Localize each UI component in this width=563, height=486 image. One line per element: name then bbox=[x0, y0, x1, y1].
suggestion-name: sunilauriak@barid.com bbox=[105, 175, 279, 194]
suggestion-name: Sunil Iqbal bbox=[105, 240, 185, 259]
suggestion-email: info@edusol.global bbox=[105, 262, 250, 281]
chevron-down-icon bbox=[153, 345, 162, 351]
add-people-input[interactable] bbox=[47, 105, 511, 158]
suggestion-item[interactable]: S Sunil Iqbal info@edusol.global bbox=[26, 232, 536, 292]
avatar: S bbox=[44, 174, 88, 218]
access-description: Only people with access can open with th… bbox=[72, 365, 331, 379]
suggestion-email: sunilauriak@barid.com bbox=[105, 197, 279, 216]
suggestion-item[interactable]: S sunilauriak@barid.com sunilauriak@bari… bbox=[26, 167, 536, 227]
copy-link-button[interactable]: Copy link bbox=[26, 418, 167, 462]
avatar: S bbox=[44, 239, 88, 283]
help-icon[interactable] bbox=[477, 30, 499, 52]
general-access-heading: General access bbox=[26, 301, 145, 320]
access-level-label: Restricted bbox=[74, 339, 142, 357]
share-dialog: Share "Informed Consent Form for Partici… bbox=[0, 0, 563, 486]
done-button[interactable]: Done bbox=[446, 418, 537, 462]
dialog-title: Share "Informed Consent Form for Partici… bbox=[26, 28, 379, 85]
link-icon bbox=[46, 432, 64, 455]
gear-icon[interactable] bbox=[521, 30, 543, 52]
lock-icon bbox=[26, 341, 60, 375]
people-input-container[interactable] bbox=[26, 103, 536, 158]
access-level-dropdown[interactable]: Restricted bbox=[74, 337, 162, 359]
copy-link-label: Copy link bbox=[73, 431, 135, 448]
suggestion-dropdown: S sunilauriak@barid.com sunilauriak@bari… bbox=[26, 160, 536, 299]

• Stated goal:
Copy the listing above line for line, with every character unchanged.

• Task answer:
Localize each UI component in this width=563, height=486 image. One line per element: name then bbox=[x0, y0, x1, y1].
suggestion-name: sunilauriak@barid.com bbox=[105, 175, 279, 194]
suggestion-name: Sunil Iqbal bbox=[105, 240, 185, 259]
suggestion-email: info@edusol.global bbox=[105, 262, 250, 281]
chevron-down-icon bbox=[153, 345, 162, 351]
add-people-input[interactable] bbox=[47, 105, 511, 158]
suggestion-item[interactable]: S Sunil Iqbal info@edusol.global bbox=[26, 232, 536, 292]
avatar: S bbox=[44, 174, 88, 218]
access-description: Only people with access can open with th… bbox=[72, 365, 331, 379]
suggestion-email: sunilauriak@barid.com bbox=[105, 197, 279, 216]
suggestion-item[interactable]: S sunilauriak@barid.com sunilauriak@bari… bbox=[26, 167, 536, 227]
copy-link-button[interactable]: Copy link bbox=[26, 418, 167, 462]
avatar: S bbox=[44, 239, 88, 283]
help-icon[interactable] bbox=[477, 30, 499, 52]
general-access-heading: General access bbox=[26, 301, 145, 320]
access-level-label: Restricted bbox=[74, 339, 142, 357]
share-dialog: Share "Informed Consent Form for Partici… bbox=[0, 0, 563, 486]
done-button[interactable]: Done bbox=[446, 418, 537, 462]
dialog-title: Share "Informed Consent Form for Partici… bbox=[26, 28, 379, 85]
link-icon bbox=[46, 432, 64, 455]
gear-icon[interactable] bbox=[521, 30, 543, 52]
lock-icon bbox=[26, 341, 60, 375]
people-input-container[interactable] bbox=[26, 103, 536, 158]
access-level-dropdown[interactable]: Restricted bbox=[74, 337, 162, 359]
copy-link-label: Copy link bbox=[73, 431, 135, 448]
suggestion-dropdown: S sunilauriak@barid.com sunilauriak@bari… bbox=[26, 160, 536, 299]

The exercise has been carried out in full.